### Provided entries
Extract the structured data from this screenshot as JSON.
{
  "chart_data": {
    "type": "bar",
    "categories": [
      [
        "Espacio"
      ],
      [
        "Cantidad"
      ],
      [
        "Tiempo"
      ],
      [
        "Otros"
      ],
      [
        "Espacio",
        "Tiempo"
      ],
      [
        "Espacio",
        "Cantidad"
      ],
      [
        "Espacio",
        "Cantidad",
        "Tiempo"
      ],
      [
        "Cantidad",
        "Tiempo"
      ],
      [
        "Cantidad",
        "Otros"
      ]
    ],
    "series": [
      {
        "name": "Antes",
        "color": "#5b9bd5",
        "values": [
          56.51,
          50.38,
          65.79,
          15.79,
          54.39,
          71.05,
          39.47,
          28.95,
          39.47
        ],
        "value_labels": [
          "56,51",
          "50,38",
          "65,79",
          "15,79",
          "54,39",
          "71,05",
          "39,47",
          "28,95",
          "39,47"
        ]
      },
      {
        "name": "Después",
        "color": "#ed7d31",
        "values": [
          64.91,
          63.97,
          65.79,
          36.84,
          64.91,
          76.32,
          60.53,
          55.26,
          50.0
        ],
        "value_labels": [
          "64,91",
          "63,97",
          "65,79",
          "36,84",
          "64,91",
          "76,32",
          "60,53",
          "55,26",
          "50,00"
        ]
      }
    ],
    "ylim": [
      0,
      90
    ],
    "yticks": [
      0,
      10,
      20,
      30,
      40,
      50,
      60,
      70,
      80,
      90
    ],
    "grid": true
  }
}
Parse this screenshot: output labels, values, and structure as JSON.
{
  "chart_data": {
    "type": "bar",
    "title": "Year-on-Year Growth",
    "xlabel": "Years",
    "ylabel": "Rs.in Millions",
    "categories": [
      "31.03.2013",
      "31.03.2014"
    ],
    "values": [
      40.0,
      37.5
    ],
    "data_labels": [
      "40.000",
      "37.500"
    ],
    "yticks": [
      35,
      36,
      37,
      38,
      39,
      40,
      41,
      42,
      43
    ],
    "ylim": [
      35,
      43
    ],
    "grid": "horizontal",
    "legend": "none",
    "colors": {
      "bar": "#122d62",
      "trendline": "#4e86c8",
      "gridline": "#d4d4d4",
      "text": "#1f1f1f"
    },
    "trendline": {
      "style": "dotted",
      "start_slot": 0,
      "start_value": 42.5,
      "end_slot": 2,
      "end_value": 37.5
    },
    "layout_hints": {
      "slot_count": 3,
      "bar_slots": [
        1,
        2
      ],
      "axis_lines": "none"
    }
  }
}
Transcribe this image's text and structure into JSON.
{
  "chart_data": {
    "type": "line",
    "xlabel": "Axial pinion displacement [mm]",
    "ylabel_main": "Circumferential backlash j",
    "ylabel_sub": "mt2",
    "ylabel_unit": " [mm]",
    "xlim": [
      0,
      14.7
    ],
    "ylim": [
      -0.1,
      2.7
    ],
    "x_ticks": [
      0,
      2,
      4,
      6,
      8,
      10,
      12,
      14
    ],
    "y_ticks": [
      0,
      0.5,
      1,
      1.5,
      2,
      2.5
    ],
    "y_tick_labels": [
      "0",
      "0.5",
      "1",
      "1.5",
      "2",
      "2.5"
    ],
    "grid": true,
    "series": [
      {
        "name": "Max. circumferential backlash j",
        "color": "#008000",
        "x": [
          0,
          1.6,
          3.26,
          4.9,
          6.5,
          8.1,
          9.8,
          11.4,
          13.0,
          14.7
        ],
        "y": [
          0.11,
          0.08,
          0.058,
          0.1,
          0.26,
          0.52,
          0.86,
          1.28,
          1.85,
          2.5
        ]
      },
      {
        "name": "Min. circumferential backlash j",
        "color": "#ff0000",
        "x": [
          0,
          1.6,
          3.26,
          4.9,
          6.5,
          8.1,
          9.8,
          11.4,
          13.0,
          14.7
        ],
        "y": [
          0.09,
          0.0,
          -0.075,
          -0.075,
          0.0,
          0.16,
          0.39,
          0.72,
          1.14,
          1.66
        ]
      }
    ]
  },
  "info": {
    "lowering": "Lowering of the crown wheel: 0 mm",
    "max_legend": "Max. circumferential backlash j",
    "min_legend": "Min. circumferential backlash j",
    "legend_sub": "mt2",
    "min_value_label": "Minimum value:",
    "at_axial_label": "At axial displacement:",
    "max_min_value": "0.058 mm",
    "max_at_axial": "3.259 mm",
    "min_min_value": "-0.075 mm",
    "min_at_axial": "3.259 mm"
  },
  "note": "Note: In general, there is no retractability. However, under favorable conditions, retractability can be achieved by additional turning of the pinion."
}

### Stated task
Repeat every entry exactly as written above.

### The output
Extract the structured data from this screenshot as JSON.
{
  "chart_data": {
    "type": "bar",
    "categories": [
      [
        "Espacio"
      ],
      [
        "Cantidad"
      ],
      [
        "Tiempo"
      ],
      [
        "Otros"
      ],
      [
        "Espacio",
        "Tiempo"
      ],
      [
        "Espacio",
        "Cantidad"
      ],
      [
        "Espacio",
        "Cantidad",
        "Tiempo"
      ],
      [
        "Cantidad",
        "Tiempo"
      ],
      [
        "Cantidad",
        "Otros"
      ]
    ],
    "series": [
      {
        "name": "Antes",
        "color": "#5b9bd5",
        "values": [
          56.51,
          50.38,
          65.79,
          15.79,
          54.39,
          71.05,
          39.47,
          28.95,
          39.47
        ],
        "value_labels": [
          "56,51",
          "50,38",
          "65,79",
          "15,79",
          "54,39",
          "71,05",
          "39,47",
          "28,95",
          "39,47"
        ]
      },
      {
        "name": "Después",
        "color": "#ed7d31",
        "values": [
          64.91,
          63.97,
          65.79,
          36.84,
          64.91,
          76.32,
          60.53,
          55.26,
          50.0
        ],
        "value_labels": [
          "64,91",
          "63,97",
          "65,79",
          "36,84",
          "64,91",
          "76,32",
          "60,53",
          "55,26",
          "50,00"
        ]
      }
    ],
    "ylim": [
      0,
      90
    ],
    "yticks": [
      0,
      10,
      20,
      30,
      40,
      50,
      60,
      70,
      80,
      90
    ],
    "grid": true
  }
}
Parse this screenshot: output labels, values, and structure as JSON.
{
  "chart_data": {
    "type": "bar",
    "title": "Year-on-Year Growth",
    "xlabel": "Years",
    "ylabel": "Rs.in Millions",
    "categories": [
      "31.03.2013",
      "31.03.2014"
    ],
    "values": [
      40.0,
      37.5
    ],
    "data_labels": [
      "40.000",
      "37.500"
    ],
    "yticks": [
      35,
      36,
      37,
      38,
      39,
      40,
      41,
      42,
      43
    ],
    "ylim": [
      35,
      43
    ],
    "grid": "horizontal",
    "legend": "none",
    "colors": {
      "bar": "#122d62",
      "trendline": "#4e86c8",
      "gridline": "#d4d4d4",
      "text": "#1f1f1f"
    },
    "trendline": {
      "style": "dotted",
      "start_slot": 0,
      "start_value": 42.5,
      "end_slot": 2,
      "end_value": 37.5
    },
    "layout_hints": {
      "slot_count": 3,
      "bar_slots": [
        1,
        2
      ],
      "axis_lines": "none"
    }
  }
}
Transcribe this image's text and structure into JSON.
{
  "chart_data": {
    "type": "line",
    "xlabel": "Axial pinion displacement [mm]",
    "ylabel_main": "Circumferential backlash j",
    "ylabel_sub": "mt2",
    "ylabel_unit": " [mm]",
    "xlim": [
      0,
      14.7
    ],
    "ylim": [
      -0.1,
      2.7
    ],
    "x_ticks": [
      0,
      2,
      4,
      6,
      8,
      10,
      12,
      14
    ],
    "y_ticks": [
      0,
      0.5,
      1,
      1.5,
      2,
      2.5
    ],
    "y_tick_labels": [
      "0",
      "0.5",
      "1",
      "1.5",
      "2",
      "2.5"
    ],
    "grid": true,
    "series": [
      {
        "name": "Max. circumferential backlash j",
        "color": "#008000",
        "x": [
          0,
          1.6,
          3.26,
          4.9,
          6.5,
          8.1,
          9.8,
          11.4,
          13.0,
          14.7
        ],
        "y": [
          0.11,
          0.08,
          0.058,
          0.1,
          0.26,
          0.52,
          0.86,
          1.28,
          1.85,
          2.5
        ]
      },
      {
        "name": "Min. circumferential backlash j",
        "color": "#ff0000",
        "x": [
          0,
          1.6,
          3.26,
          4.9,
          6.5,
          8.1,
          9.8,
          11.4,
          13.0,
          14.7
        ],
        "y": [
          0.09,
          0.0,
          -0.075,
          -0.075,
          0.0,
          0.16,
          0.39,
          0.72,
          1.14,
          1.66
        ]
      }
    ]
  },
  "info": {
    "lowering": "Lowering of the crown wheel: 0 mm",
    "max_legend": "Max. circumferential backlash j",
    "min_legend": "Min. circumferential backlash j",
    "legend_sub": "mt2",
    "min_value_label": "Minimum value:",
    "at_axial_label": "At axial displacement:",
    "max_min_value": "0.058 mm",
    "max_at_axial": "3.259 mm",
    "min_min_value": "-0.075 mm",
    "min_at_axial": "3.259 mm"
  },
  "note": "Note: In general, there is no retractability. However, under favorable conditions, retractability can be achieved by additional turning of the pinion."
}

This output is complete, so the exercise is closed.